Scan the data below and pick out the lines containing the word "Principios".
Start
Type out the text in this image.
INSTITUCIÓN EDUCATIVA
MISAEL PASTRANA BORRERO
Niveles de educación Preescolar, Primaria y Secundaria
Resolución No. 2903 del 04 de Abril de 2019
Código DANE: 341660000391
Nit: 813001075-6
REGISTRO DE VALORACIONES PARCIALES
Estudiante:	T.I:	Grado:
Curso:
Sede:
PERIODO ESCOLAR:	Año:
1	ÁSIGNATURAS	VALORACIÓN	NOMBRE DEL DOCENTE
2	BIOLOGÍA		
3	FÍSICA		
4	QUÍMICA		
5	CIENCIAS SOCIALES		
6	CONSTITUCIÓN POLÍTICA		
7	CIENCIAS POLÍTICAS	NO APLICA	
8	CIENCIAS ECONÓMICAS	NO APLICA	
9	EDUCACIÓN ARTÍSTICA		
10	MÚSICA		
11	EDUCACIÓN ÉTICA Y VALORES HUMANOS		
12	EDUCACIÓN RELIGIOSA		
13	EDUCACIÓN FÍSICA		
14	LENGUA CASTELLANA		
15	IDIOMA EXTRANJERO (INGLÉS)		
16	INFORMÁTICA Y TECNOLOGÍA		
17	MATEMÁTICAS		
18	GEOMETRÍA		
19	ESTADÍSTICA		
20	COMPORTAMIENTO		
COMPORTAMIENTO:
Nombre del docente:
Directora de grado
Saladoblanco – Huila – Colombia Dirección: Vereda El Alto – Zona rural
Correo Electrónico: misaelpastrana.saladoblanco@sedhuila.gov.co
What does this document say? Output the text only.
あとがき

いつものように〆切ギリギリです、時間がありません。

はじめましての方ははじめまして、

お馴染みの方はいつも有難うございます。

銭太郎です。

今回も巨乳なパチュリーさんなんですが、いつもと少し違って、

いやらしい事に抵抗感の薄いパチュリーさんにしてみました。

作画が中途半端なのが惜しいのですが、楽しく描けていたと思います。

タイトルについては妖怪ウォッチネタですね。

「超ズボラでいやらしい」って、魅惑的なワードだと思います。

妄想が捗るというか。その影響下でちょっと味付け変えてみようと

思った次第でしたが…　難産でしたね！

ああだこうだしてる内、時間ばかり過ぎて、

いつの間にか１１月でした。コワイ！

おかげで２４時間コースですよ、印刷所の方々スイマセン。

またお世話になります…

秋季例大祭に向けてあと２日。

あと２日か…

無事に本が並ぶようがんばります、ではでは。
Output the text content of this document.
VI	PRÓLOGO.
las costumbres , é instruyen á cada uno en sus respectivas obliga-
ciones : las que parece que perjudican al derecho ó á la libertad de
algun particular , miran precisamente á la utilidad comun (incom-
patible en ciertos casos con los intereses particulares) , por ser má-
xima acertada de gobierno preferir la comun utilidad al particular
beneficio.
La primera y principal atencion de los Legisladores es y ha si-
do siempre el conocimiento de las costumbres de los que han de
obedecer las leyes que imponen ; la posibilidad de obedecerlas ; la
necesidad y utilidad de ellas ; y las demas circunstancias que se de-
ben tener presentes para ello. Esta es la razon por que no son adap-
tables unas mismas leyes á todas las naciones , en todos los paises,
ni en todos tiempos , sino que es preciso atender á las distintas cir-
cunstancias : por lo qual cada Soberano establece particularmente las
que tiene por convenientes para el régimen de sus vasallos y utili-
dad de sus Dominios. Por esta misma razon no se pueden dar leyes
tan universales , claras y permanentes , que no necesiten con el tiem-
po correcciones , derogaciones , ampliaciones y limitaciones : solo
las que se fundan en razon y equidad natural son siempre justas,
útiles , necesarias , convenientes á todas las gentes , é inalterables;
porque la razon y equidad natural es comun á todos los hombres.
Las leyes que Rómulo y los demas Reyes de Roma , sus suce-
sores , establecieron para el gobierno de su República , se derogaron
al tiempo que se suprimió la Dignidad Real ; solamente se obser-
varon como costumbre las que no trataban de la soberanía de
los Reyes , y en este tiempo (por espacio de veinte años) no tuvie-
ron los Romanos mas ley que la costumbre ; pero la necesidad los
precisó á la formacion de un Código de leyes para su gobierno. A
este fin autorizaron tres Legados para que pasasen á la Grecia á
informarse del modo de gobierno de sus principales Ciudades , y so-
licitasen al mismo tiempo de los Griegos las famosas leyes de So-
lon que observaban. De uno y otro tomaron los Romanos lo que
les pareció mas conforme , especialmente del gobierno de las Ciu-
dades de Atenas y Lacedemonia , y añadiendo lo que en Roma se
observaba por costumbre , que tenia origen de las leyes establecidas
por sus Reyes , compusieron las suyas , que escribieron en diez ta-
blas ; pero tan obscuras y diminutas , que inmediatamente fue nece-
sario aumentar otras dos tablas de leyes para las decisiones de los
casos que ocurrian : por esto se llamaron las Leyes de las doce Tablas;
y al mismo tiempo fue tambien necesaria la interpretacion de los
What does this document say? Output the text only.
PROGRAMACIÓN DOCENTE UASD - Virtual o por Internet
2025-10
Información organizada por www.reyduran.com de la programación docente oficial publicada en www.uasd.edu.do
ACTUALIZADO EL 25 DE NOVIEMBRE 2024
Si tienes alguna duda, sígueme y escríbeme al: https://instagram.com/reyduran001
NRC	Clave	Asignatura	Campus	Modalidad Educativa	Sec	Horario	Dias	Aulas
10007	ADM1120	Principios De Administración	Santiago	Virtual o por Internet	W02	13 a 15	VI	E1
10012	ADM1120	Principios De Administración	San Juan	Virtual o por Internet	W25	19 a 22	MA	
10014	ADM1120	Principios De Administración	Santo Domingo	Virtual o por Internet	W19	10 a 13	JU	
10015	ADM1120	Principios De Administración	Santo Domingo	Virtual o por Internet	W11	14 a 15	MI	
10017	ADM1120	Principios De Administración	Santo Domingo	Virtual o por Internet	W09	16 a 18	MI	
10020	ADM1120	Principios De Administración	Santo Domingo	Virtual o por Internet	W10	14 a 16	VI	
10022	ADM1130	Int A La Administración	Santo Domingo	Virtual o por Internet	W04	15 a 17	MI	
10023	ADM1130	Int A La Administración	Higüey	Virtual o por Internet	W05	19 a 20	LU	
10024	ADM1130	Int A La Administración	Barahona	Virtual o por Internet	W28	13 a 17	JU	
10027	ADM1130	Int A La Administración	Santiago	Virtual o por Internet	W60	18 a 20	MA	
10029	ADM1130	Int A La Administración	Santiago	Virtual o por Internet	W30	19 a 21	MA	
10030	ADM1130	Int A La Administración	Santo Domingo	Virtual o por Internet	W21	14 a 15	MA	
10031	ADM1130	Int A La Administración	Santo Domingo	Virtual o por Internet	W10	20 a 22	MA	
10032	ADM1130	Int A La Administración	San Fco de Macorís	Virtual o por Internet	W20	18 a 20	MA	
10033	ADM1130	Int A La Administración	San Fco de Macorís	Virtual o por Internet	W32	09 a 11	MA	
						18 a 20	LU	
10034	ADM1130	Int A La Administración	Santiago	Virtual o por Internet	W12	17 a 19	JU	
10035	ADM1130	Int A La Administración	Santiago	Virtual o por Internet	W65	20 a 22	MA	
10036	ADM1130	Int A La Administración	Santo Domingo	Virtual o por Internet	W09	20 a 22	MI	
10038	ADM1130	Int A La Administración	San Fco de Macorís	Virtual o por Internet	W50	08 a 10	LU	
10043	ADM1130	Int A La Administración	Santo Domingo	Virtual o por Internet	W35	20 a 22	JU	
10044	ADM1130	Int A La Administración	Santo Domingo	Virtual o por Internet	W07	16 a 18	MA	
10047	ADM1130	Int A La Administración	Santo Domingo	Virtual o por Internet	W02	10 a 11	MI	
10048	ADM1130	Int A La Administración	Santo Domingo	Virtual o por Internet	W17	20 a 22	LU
End
FINAL RESULT =
10007	ADM1120	Principios De Administración	Santiago	Virtual o por Internet	W02	13 a 15	VI	E1
10012	ADM1120	Principios De Administración	San Juan	Virtual o por Internet	W25	19 a 22	MA	
10014	ADM1120	Principios De Administración	Santo Domingo	Virtual o por Internet	W19	10 a 13	JU	
10015	ADM1120	Principios De Administración	Santo Domingo	Virtual o por Internet	W11	14 a 15	MI	
10017	ADM1120	Principios De Administración	Santo Domingo	Virtual o por Internet	W09	16 a 18	MI	
10020	ADM1120	Principios De Administración	Santo Domingo	Virtual o por Internet	W10	14 a 16	VI	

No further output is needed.